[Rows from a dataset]
=-=-=
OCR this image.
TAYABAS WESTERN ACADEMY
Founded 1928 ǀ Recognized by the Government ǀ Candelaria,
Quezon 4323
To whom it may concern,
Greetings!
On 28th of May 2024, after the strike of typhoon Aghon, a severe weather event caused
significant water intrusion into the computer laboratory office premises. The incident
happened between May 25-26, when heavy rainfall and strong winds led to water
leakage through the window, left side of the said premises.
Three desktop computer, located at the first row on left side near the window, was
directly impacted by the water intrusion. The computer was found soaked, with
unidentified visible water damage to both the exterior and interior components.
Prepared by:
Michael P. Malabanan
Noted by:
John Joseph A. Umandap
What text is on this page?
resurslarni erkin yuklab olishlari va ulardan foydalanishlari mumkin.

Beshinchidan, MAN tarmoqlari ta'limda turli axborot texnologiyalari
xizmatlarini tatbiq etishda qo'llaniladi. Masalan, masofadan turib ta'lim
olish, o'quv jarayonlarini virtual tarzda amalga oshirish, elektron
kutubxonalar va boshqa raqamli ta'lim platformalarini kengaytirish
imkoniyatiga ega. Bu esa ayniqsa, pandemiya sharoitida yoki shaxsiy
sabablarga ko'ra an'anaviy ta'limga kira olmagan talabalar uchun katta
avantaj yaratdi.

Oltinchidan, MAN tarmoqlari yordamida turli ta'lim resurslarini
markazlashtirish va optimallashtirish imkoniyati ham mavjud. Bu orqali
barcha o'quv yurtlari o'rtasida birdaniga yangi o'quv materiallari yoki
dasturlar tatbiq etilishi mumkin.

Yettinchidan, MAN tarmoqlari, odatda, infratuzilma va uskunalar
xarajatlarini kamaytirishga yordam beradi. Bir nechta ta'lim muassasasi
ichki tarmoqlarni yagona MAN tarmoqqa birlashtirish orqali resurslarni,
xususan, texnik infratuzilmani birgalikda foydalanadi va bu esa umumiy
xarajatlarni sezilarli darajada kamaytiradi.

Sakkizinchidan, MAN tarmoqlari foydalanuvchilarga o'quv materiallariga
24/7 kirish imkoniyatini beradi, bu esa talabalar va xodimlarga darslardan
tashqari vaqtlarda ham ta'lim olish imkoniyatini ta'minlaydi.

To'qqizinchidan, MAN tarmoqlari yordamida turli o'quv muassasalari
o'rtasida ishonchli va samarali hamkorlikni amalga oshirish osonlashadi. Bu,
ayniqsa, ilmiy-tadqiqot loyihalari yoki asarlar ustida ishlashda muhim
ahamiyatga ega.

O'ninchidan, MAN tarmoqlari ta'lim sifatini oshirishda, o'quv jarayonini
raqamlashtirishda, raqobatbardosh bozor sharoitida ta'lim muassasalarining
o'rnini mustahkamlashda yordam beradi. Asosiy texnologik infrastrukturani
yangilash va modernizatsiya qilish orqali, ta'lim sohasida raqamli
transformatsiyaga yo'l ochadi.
=-=-=
_Job:_
Your task is to pick out every line with the string "premises" and copy it.

_Task response:_
significant water intrusion into the computer laboratory office premises. The incident
leakage through the window, left side of the said premises.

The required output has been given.